• [WHAT THE TASK REQUIRES]: Can you rename every "sidebar-item-label" in the records to "menu-item-label" and leave everything else as it is?

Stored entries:
** Begin **

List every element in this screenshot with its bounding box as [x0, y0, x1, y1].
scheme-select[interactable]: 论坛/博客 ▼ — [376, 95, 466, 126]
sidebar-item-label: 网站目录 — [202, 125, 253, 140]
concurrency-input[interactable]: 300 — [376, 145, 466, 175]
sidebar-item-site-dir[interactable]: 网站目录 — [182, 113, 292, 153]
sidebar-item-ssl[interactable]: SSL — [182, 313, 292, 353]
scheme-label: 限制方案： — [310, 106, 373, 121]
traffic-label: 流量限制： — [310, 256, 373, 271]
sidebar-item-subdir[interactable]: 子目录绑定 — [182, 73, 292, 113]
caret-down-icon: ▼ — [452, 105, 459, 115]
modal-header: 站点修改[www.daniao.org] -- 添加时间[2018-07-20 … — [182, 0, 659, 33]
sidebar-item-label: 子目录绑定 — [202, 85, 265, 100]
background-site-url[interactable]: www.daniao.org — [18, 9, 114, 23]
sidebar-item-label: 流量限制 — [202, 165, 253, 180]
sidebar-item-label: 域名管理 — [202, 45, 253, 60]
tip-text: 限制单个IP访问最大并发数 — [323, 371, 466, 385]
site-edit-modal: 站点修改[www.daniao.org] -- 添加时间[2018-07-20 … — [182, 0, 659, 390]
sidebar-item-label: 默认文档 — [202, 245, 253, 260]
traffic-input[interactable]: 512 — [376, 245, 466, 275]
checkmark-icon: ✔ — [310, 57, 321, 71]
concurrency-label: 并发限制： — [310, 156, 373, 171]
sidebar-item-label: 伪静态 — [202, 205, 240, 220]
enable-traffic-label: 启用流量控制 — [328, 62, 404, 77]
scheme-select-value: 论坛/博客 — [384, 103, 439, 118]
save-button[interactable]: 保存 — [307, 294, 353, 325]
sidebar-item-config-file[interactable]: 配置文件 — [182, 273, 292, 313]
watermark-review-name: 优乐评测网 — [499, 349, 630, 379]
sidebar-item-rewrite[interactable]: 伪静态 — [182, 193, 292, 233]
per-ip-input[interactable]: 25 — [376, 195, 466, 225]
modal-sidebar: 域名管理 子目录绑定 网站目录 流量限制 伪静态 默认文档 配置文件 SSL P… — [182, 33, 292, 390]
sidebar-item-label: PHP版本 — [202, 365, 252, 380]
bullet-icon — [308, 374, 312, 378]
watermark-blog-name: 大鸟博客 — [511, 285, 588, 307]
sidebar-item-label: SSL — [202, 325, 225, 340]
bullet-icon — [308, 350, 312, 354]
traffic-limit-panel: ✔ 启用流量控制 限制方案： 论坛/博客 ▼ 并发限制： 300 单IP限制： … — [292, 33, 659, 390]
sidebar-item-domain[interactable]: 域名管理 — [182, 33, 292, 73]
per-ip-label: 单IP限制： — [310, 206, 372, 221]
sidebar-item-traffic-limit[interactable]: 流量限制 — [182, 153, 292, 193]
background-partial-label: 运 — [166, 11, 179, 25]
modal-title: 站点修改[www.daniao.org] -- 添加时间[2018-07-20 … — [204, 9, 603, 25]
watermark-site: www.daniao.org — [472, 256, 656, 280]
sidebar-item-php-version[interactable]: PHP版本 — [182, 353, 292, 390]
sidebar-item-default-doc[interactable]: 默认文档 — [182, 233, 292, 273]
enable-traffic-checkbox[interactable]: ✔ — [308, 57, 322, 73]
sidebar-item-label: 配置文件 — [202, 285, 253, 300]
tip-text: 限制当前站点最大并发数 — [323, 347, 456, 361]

** End **

• [EXERCISE RESULT]:
List every element in this screenshot with its bounding box as [x0, y0, x1, y1].
scheme-select[interactable]: 论坛/博客 ▼ — [376, 95, 466, 126]
menu-item-label: 网站目录 — [202, 125, 253, 140]
concurrency-input[interactable]: 300 — [376, 145, 466, 175]
sidebar-item-site-dir[interactable]: 网站目录 — [182, 113, 292, 153]
sidebar-item-ssl[interactable]: SSL — [182, 313, 292, 353]
scheme-label: 限制方案： — [310, 106, 373, 121]
traffic-label: 流量限制： — [310, 256, 373, 271]
sidebar-item-subdir[interactable]: 子目录绑定 — [182, 73, 292, 113]
caret-down-icon: ▼ — [452, 105, 459, 115]
modal-header: 站点修改[www.daniao.org] -- 添加时间[2018-07-20 … — [182, 0, 659, 33]
menu-item-label: 子目录绑定 — [202, 85, 265, 100]
background-site-url[interactable]: www.daniao.org — [18, 9, 114, 23]
menu-item-label: 流量限制 — [202, 165, 253, 180]
menu-item-label: 域名管理 — [202, 45, 253, 60]
tip-text: 限制单个IP访问最大并发数 — [323, 371, 466, 385]
site-edit-modal: 站点修改[www.daniao.org] -- 添加时间[2018-07-20 … — [182, 0, 659, 390]
menu-item-label: 默认文档 — [202, 245, 253, 260]
traffic-input[interactable]: 512 — [376, 245, 466, 275]
checkmark-icon: ✔ — [310, 57, 321, 71]
concurrency-label: 并发限制： — [310, 156, 373, 171]
menu-item-label: 伪静态 — [202, 205, 240, 220]
enable-traffic-label: 启用流量控制 — [328, 62, 404, 77]
scheme-select-value: 论坛/博客 — [384, 103, 439, 118]
save-button[interactable]: 保存 — [307, 294, 353, 325]
sidebar-item-config-file[interactable]: 配置文件 — [182, 273, 292, 313]
watermark-review-name: 优乐评测网 — [499, 349, 630, 379]
sidebar-item-rewrite[interactable]: 伪静态 — [182, 193, 292, 233]
per-ip-input[interactable]: 25 — [376, 195, 466, 225]
modal-sidebar: 域名管理 子目录绑定 网站目录 流量限制 伪静态 默认文档 配置文件 SSL P… — [182, 33, 292, 390]
menu-item-label: PHP版本 — [202, 365, 252, 380]
bullet-icon — [308, 374, 312, 378]
watermark-blog-name: 大鸟博客 — [511, 285, 588, 307]
menu-item-label: SSL — [202, 325, 225, 340]
bullet-icon — [308, 350, 312, 354]
traffic-limit-panel: ✔ 启用流量控制 限制方案： 论坛/博客 ▼ 并发限制： 300 单IP限制： … — [292, 33, 659, 390]
sidebar-item-domain[interactable]: 域名管理 — [182, 33, 292, 73]
per-ip-label: 单IP限制： — [310, 206, 372, 221]
sidebar-item-traffic-limit[interactable]: 流量限制 — [182, 153, 292, 193]
background-partial-label: 运 — [166, 11, 179, 25]
modal-title: 站点修改[www.daniao.org] -- 添加时间[2018-07-20 … — [204, 9, 603, 25]
watermark-site: www.daniao.org — [472, 256, 656, 280]
sidebar-item-php-version[interactable]: PHP版本 — [182, 353, 292, 390]
sidebar-item-default-doc[interactable]: 默认文档 — [182, 233, 292, 273]
enable-traffic-checkbox[interactable]: ✔ — [308, 57, 322, 73]
menu-item-label: 配置文件 — [202, 285, 253, 300]
tip-text: 限制当前站点最大并发数 — [323, 347, 456, 361]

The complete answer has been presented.